Start
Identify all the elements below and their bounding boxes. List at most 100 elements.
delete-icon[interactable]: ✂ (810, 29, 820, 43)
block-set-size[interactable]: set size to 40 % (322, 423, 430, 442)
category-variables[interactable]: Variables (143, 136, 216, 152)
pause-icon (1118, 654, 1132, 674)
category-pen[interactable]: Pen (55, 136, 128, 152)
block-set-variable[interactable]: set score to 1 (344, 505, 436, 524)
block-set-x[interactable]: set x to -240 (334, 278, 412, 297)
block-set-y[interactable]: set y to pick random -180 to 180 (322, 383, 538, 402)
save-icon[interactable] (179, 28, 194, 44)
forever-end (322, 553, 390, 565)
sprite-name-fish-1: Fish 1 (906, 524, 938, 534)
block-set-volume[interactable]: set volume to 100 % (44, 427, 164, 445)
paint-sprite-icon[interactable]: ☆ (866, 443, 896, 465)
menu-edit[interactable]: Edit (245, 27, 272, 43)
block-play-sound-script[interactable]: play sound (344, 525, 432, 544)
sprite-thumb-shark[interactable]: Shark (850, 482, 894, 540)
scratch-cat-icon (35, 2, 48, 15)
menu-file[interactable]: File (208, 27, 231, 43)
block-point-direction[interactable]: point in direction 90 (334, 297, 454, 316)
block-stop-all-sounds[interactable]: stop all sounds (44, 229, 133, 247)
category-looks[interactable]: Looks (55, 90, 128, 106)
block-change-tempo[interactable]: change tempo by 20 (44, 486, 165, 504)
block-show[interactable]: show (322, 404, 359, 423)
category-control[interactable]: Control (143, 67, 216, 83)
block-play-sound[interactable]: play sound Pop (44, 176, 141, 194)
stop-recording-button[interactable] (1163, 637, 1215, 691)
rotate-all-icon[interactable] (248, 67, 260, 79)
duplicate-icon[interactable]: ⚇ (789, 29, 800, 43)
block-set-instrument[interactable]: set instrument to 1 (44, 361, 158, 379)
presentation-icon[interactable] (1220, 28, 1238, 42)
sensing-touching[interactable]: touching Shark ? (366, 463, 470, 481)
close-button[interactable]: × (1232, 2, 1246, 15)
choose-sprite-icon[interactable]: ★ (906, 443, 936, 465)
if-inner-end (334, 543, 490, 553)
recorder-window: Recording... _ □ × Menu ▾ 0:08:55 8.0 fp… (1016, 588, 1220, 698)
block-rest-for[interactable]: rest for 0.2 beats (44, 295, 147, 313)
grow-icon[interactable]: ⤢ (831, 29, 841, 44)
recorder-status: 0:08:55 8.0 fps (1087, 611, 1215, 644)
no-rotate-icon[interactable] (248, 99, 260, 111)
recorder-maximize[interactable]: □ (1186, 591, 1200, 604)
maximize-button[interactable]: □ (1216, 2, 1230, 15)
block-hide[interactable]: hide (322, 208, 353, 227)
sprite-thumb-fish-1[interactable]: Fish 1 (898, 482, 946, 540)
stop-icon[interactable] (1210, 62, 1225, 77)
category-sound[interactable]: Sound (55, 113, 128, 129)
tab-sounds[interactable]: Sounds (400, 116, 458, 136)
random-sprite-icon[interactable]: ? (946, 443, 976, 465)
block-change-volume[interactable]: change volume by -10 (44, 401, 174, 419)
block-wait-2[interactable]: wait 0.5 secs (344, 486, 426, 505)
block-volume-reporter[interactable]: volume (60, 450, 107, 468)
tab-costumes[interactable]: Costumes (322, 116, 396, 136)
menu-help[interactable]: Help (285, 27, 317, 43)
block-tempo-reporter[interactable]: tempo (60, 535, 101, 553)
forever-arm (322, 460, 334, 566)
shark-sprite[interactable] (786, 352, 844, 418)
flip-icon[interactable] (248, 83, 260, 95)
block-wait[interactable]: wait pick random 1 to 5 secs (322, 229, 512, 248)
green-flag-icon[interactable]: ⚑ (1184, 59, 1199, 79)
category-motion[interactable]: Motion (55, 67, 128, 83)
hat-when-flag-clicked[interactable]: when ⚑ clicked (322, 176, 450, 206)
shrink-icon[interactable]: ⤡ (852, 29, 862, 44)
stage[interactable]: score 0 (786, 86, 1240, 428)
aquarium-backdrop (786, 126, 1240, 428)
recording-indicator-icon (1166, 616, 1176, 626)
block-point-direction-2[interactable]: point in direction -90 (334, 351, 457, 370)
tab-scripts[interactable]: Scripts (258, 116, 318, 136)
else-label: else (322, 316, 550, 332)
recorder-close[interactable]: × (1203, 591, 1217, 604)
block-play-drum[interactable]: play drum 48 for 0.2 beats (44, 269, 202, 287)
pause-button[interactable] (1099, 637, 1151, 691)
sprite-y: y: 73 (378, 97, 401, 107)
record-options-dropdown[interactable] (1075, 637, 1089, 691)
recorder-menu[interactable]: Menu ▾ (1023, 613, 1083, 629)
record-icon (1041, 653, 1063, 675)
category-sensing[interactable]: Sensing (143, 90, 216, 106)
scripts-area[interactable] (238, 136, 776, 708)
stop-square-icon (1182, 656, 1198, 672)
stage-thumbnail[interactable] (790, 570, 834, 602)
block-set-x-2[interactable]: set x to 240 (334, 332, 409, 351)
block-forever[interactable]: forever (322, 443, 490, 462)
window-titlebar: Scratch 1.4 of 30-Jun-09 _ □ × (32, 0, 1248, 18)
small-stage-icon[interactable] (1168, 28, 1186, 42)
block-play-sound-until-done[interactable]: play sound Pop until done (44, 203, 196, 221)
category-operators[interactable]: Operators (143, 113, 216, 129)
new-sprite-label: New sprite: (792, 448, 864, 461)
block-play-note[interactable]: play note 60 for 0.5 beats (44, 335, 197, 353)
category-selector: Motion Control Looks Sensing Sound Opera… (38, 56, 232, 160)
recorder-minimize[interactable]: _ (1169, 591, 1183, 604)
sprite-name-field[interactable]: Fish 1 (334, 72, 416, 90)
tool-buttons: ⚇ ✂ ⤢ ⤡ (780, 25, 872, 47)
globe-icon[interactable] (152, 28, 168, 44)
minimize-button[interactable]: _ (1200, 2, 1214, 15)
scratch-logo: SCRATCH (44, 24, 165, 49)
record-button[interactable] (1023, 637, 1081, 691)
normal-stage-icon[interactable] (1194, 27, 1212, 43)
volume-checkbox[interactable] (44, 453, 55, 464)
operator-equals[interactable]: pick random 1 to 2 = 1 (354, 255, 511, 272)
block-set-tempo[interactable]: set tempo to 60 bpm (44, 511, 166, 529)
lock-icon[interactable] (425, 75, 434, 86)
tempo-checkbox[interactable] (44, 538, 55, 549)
End
_Job_
Render the data above as a Markdown table with two columns, Row and Line. Each nonblank line goes in its own numbered row, and blank lines are omitted.

_Final answer_
| Row | Line |
|---|---|
| 1 | Identify all the elements below and their bounding boxes. List at most 100 elements. |
| 2 | delete-icon[interactable]: ✂ (810, 29, 820, 43) |
| 3 | block-set-size[interactable]: set size to 40 % (322, 423, 430, 442) |
| 4 | category-variables[interactable]: Variables (143, 136, 216, 152) |
| 5 | pause-icon (1118, 654, 1132, 674) |
| 6 | category-pen[interactable]: Pen (55, 136, 128, 152) |
| 7 | block-set-variable[interactable]: set score to 1 (344, 505, 436, 524) |
| 8 | block-set-x[interactable]: set x to -240 (334, 278, 412, 297) |
| 9 | block-set-y[interactable]: set y to pick random -180 to 180 (322, 383, 538, 402) |
| 10 | save-icon[interactable] (179, 28, 194, 44) |
| 11 | forever-end (322, 553, 390, 565) |
| 12 | sprite-name-fish-1: Fish 1 (906, 524, 938, 534) |
| 13 | block-set-volume[interactable]: set volume to 100 % (44, 427, 164, 445) |
| 14 | paint-sprite-icon[interactable]: ☆ (866, 443, 896, 465) |
| 15 | menu-edit[interactable]: Edit (245, 27, 272, 43) |
| 16 | block-play-sound-script[interactable]: play sound (344, 525, 432, 544) |
| 17 | sprite-thumb-shark[interactable]: Shark (850, 482, 894, 540) |
| 18 | scratch-cat-icon (35, 2, 48, 15) |
| 19 | menu-file[interactable]: File (208, 27, 231, 43) |
| 20 | block-point-direction[interactable]: point in direction 90 (334, 297, 454, 316) |
| 21 | block-stop-all-sounds[interactable]: stop all sounds (44, 229, 133, 247) |
| 22 | category-looks[interactable]: Looks (55, 90, 128, 106) |
| 23 | block-change-tempo[interactable]: change tempo by 20 (44, 486, 165, 504) |
| 24 | block-show[interactable]: show (322, 404, 359, 423) |
| 25 | category-control[interactable]: Control (143, 67, 216, 83) |
| 26 | block-play-sound[interactable]: play sound Pop (44, 176, 141, 194) |
| 27 | stop-recording-button[interactable] (1163, 637, 1215, 691) |
| 28 | rotate-all-icon[interactable] (248, 67, 260, 79) |
| 29 | duplicate-icon[interactable]: ⚇ (789, 29, 800, 43) |
| 30 | block-set-instrument[interactable]: set instrument to 1 (44, 361, 158, 379) |
| 31 | presentation-icon[interactable] (1220, 28, 1238, 42) |
| 32 | sensing-touching[interactable]: touching Shark ? (366, 463, 470, 481) |
| 33 | close-button[interactable]: × (1232, 2, 1246, 15) |
| 34 | choose-sprite-icon[interactable]: ★ (906, 443, 936, 465) |
| 35 | if-inner-end (334, 543, 490, 553) |
| 36 | recorder-window: Recording... _ □ × Menu ▾ 0:08:55 8.0 fp… (1016, 588, 1220, 698) |
| 37 | block-rest-for[interactable]: rest for 0.2 beats (44, 295, 147, 313) |
| 38 | grow-icon[interactable]: ⤢ (831, 29, 841, 44) |
| 39 | recorder-status: 0:08:55 8.0 fps (1087, 611, 1215, 644) |
| 40 | no-rotate-icon[interactable] (248, 99, 260, 111) |
| 41 | recorder-maximize[interactable]: □ (1186, 591, 1200, 604) |
| 42 | maximize-button[interactable]: □ (1216, 2, 1230, 15) |
| 43 | block-hide[interactable]: hide (322, 208, 353, 227) |
| 44 | sprite-thumb-fish-1[interactable]: Fish 1 (898, 482, 946, 540) |
| 45 | stop-icon[interactable] (1210, 62, 1225, 77) |
| 46 | category-sound[interactable]: Sound (55, 113, 128, 129) |
| 47 | tab-sounds[interactable]: Sounds (400, 116, 458, 136) |
| 48 | random-sprite-icon[interactable]: ? (946, 443, 976, 465) |
| 49 | block-change-volume[interactable]: change volume by -10 (44, 401, 174, 419) |
| 50 | block-wait-2[interactable]: wait 0.5 secs (344, 486, 426, 505) |
| 51 | block-volume-reporter[interactable]: volume (60, 450, 107, 468) |
| 52 | tab-costumes[interactable]: Costumes (322, 116, 396, 136) |
| 53 | menu-help[interactable]: Help (285, 27, 317, 43) |
| 54 | block-tempo-reporter[interactable]: tempo (60, 535, 101, 553) |
| 55 | forever-arm (322, 460, 334, 566) |
| 56 | shark-sprite[interactable] (786, 352, 844, 418) |
| 57 | flip-icon[interactable] (248, 83, 260, 95) |
| 58 | block-wait[interactable]: wait pick random 1 to 5 secs (322, 229, 512, 248) |
| 59 | green-flag-icon[interactable]: ⚑ (1184, 59, 1199, 79) |
| 60 | category-motion[interactable]: Motion (55, 67, 128, 83) |
| 61 | hat-when-flag-clicked[interactable]: when ⚑ clicked (322, 176, 450, 206) |
| 62 | shrink-icon[interactable]: ⤡ (852, 29, 862, 44) |
| 63 | stage[interactable]: score 0 (786, 86, 1240, 428) |
| 64 | aquarium-backdrop (786, 126, 1240, 428) |
| 65 | recording-indicator-icon (1166, 616, 1176, 626) |
| 66 | block-point-direction-2[interactable]: point in direction -90 (334, 351, 457, 370) |
| 67 | tab-scripts[interactable]: Scripts (258, 116, 318, 136) |
| 68 | else-label: else (322, 316, 550, 332) |
| 69 | recorder-close[interactable]: × (1203, 591, 1217, 604) |
| 70 | block-play-drum[interactable]: play drum 48 for 0.2 beats (44, 269, 202, 287) |
| 71 | pause-button[interactable] (1099, 637, 1151, 691) |
| 72 | sprite-y: y: 73 (378, 97, 401, 107) |
| 73 | record-options-dropdown[interactable] (1075, 637, 1089, 691) |
| 74 | recorder-menu[interactable]: Menu ▾ (1023, 613, 1083, 629) |
| 75 | record-icon (1041, 653, 1063, 675) |
| 76 | category-sensing[interactable]: Sensing (143, 90, 216, 106) |
| 77 | scripts-area[interactable] (238, 136, 776, 708) |
| 78 | stop-square-icon (1182, 656, 1198, 672) |
| 79 | stage-thumbnail[interactable] (790, 570, 834, 602) |
| 80 | block-set-x-2[interactable]: set x to 240 (334, 332, 409, 351) |
| 81 | block-forever[interactable]: forever (322, 443, 490, 462) |
| 82 | window-titlebar: Scratch 1.4 of 30-Jun-09 _ □ × (32, 0, 1248, 18) |
| 83 | small-stage-icon[interactable] (1168, 28, 1186, 42) |
| 84 | block-play-sound-until-done[interactable]: play sound Pop until done (44, 203, 196, 221) |
| 85 | category-operators[interactable]: Operators (143, 113, 216, 129) |
| 86 | new-sprite-label: New sprite: (792, 448, 864, 461) |
| 87 | block-play-note[interactable]: play note 60 for 0.5 beats (44, 335, 197, 353) |
| 88 | category-selector: Motion Control Looks Sensing Sound Opera… (38, 56, 232, 160) |
| 89 | recorder-minimize[interactable]: _ (1169, 591, 1183, 604) |
| 90 | sprite-name-field[interactable]: Fish 1 (334, 72, 416, 90) |
| 91 | tool-buttons: ⚇ ✂ ⤢ ⤡ (780, 25, 872, 47) |
| 92 | globe-icon[interactable] (152, 28, 168, 44) |
| 93 | minimize-button[interactable]: _ (1200, 2, 1214, 15) |
| 94 | scratch-logo: SCRATCH (44, 24, 165, 49) |
| 95 | record-button[interactable] (1023, 637, 1081, 691) |
| 96 | normal-stage-icon[interactable] (1194, 27, 1212, 43) |
| 97 | volume-checkbox[interactable] (44, 453, 55, 464) |
| 98 | operator-equals[interactable]: pick random 1 to 2 = 1 (354, 255, 511, 272) |
| 99 | block-set-tempo[interactable]: set tempo to 60 bpm (44, 511, 166, 529) |
| 100 | lock-icon[interactable] (425, 75, 434, 86) |
| 101 | tempo-checkbox[interactable] (44, 538, 55, 549) |